* [Material]
start

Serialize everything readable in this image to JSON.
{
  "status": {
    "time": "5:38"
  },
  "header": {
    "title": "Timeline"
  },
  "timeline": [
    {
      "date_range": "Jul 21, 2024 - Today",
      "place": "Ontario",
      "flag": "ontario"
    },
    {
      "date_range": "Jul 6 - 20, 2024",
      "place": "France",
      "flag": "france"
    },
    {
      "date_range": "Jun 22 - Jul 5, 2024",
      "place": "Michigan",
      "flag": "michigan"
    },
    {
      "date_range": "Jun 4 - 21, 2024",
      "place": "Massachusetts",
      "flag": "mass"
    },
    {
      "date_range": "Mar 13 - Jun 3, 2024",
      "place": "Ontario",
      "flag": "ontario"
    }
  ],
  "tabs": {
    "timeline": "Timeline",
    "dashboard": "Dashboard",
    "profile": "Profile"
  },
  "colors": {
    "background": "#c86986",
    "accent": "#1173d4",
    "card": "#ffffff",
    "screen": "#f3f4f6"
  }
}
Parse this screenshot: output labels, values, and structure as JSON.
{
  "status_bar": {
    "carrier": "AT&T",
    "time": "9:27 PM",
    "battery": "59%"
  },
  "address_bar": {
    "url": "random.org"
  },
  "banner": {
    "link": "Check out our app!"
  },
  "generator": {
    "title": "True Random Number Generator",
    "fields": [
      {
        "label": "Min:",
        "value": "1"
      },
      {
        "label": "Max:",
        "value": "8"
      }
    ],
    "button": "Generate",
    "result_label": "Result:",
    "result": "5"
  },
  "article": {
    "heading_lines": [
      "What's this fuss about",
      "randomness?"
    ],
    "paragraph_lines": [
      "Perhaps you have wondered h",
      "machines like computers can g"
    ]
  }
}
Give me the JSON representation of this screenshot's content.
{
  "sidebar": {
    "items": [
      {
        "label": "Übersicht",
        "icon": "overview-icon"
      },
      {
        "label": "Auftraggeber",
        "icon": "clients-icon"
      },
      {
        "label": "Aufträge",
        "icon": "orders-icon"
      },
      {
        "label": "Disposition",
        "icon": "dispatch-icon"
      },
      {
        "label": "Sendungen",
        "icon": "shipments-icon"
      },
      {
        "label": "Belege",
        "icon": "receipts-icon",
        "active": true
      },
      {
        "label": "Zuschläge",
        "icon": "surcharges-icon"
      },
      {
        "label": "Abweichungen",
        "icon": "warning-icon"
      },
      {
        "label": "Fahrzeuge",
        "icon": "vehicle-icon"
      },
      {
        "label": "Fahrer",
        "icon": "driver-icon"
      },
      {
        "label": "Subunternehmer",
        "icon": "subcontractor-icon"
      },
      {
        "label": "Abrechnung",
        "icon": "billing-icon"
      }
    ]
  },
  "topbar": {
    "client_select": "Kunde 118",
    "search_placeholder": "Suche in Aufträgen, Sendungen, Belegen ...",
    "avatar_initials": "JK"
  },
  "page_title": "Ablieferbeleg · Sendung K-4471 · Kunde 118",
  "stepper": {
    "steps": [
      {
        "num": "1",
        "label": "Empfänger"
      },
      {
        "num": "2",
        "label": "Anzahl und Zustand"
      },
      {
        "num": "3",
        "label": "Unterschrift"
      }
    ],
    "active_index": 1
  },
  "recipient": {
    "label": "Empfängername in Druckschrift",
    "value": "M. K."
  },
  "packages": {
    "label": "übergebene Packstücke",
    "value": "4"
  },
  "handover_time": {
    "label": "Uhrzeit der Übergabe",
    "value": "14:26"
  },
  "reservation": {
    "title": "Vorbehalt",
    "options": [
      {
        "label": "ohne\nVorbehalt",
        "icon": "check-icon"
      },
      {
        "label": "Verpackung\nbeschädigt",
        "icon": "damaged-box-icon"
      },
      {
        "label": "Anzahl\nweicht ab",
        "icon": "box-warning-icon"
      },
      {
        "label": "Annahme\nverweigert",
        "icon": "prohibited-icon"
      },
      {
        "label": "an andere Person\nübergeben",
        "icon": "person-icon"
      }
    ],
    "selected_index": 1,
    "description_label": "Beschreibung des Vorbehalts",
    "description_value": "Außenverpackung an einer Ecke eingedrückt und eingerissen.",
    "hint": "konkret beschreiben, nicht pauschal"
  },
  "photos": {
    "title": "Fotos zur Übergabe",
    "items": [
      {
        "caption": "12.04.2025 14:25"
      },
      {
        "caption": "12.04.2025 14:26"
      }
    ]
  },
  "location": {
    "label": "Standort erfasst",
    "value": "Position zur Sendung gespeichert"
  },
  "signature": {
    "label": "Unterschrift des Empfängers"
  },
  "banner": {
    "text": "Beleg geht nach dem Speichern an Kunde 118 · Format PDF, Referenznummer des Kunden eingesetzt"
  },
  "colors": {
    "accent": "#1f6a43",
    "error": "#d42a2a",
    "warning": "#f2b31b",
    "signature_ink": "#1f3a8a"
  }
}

end

* [What is expected] Identify each line in the records above containing the word "Sendungen"; copy those lines.

* [Full output]
        "label": "Sendungen",
    "search_placeholder": "Suche in Aufträgen, Sendungen, Belegen ...",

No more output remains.